Dataset items:
_ _ _

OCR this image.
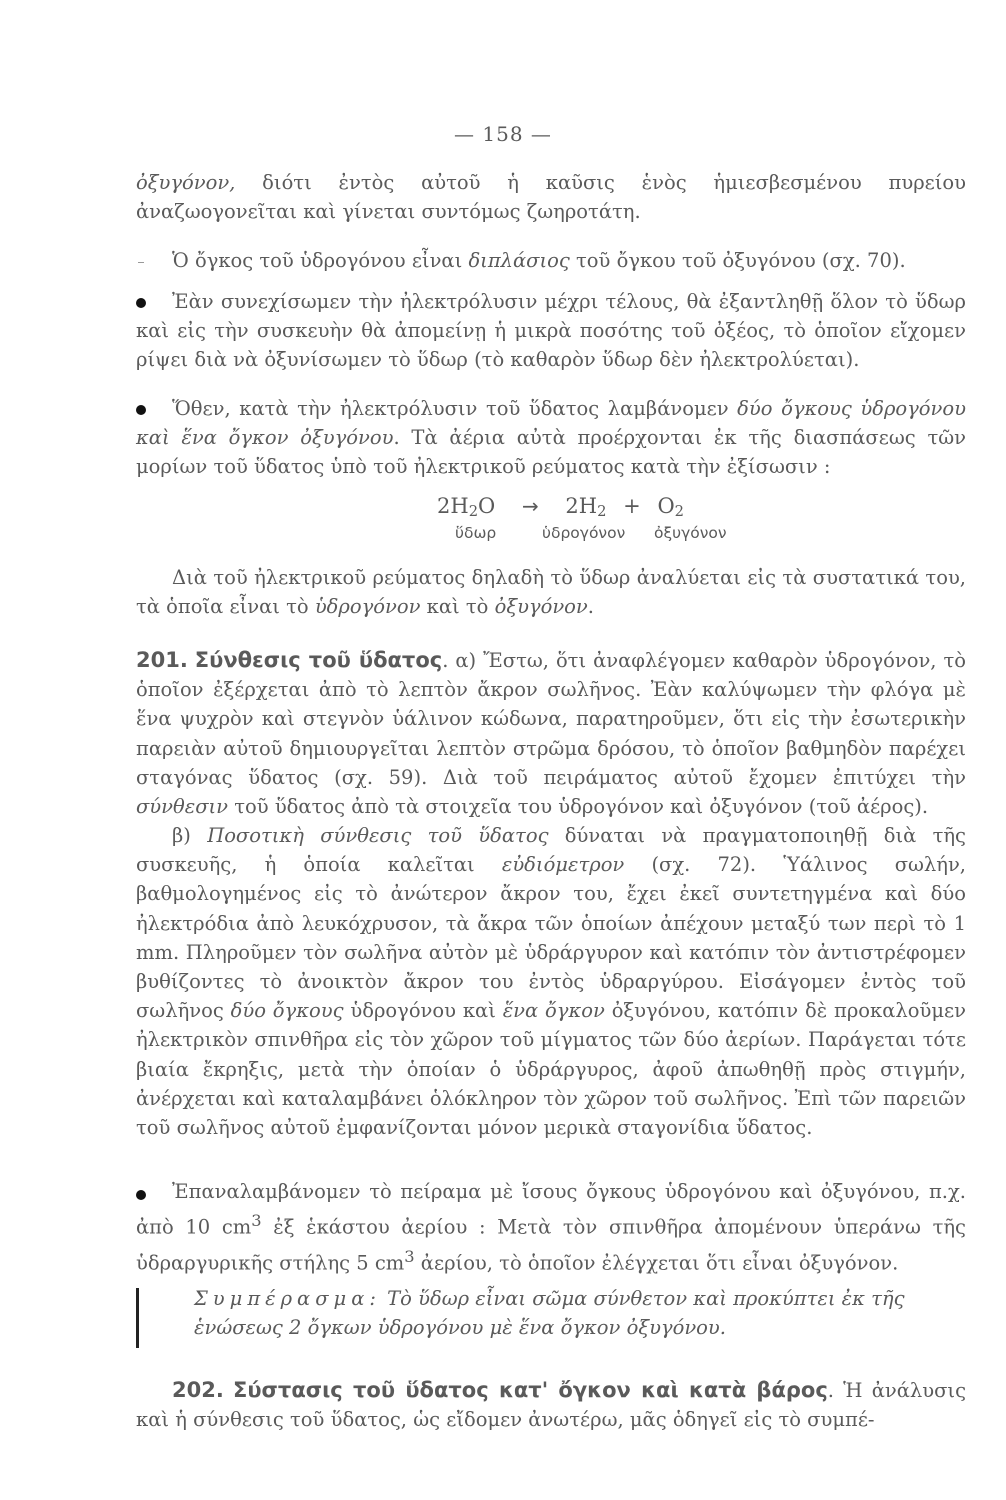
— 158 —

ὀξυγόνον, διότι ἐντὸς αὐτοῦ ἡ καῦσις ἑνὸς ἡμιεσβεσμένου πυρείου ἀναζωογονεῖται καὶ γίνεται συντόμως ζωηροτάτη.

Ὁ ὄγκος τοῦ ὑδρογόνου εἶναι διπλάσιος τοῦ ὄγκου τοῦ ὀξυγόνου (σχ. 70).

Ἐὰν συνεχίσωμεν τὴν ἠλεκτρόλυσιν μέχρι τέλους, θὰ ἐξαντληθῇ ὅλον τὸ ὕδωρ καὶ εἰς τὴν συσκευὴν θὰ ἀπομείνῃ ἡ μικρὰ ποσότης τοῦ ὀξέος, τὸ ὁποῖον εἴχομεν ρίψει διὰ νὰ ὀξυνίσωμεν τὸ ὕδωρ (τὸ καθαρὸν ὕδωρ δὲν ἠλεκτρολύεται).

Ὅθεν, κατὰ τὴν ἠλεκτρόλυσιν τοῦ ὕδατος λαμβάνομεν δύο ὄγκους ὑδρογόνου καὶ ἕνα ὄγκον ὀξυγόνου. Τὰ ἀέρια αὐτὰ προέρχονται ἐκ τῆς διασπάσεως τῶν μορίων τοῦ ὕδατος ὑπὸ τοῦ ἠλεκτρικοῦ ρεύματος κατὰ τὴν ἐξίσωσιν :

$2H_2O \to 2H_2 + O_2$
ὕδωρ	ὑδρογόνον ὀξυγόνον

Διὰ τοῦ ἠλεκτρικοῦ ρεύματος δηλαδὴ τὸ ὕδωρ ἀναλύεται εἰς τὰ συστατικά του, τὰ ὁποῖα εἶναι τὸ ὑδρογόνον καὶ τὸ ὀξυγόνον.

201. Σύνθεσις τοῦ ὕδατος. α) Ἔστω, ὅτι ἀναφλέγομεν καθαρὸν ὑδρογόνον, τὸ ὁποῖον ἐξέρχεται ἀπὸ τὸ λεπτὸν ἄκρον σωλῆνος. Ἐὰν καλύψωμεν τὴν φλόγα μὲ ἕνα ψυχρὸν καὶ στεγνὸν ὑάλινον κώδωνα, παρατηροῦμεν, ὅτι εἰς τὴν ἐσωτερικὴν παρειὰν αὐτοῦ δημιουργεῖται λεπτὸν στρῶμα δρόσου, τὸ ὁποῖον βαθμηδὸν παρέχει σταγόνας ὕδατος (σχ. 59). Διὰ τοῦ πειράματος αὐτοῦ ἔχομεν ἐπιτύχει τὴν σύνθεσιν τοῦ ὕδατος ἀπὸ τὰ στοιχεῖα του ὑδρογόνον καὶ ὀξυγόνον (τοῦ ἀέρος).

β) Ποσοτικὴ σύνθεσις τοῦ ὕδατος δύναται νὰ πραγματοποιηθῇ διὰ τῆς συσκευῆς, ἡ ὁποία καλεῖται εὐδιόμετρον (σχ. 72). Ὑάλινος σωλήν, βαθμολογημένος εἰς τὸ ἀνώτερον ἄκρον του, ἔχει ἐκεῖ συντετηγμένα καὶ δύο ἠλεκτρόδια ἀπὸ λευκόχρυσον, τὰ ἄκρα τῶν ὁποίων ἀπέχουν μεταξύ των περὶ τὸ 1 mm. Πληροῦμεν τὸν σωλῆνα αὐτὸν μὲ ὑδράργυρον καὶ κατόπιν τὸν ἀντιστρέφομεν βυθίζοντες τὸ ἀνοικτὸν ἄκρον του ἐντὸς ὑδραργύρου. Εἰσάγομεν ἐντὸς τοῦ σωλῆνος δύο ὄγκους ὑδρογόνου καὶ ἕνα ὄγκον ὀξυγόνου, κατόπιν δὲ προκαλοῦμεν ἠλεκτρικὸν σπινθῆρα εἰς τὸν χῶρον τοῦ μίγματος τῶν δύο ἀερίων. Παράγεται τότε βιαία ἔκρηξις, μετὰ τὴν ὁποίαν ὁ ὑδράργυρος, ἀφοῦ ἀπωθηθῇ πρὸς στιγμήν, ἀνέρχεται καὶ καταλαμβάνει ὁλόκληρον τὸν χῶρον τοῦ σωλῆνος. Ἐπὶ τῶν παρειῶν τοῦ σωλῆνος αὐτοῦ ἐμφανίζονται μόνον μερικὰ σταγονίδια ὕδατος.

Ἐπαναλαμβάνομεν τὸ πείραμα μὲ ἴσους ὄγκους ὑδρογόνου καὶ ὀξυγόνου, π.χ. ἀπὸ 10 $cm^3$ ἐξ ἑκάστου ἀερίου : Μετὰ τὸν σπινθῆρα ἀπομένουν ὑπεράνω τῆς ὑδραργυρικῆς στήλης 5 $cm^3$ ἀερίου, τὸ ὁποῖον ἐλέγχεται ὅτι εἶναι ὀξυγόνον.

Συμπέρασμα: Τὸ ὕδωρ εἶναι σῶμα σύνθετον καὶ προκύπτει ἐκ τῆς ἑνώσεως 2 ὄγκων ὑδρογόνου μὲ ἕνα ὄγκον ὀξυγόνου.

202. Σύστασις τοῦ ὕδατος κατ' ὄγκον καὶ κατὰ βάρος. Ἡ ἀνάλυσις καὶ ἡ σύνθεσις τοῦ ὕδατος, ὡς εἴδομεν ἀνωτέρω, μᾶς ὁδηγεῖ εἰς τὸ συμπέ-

_ _ _

● **Problem statement**
Scan the material above. Copy each line that holds the word "κατὰ".

● **Output for this exercise**
Ὅθεν, κατὰ τὴν ἠλεκτρόλυσιν τοῦ ὕδατος λαμβάνομεν δύο ὄγκους ὑδρογόνου καὶ ἕνα ὄγκον ὀξυγόνου. Τὰ ἀέρια αὐτὰ προέρχονται ἐκ τῆς διασπάσεως τῶν μορίων τοῦ ὕδατος ὑπὸ τοῦ ἠλεκτρικοῦ ρεύματος κατὰ τὴν ἐξίσωσιν :
202. Σύστασις τοῦ ὕδατος κατ' ὄγκον καὶ κατὰ βάρος. Ἡ ἀνάλυσις καὶ ἡ σύνθεσις τοῦ ὕδατος, ὡς εἴδομεν ἀνωτέρω, μᾶς ὁδηγεῖ εἰς τὸ συμπέ-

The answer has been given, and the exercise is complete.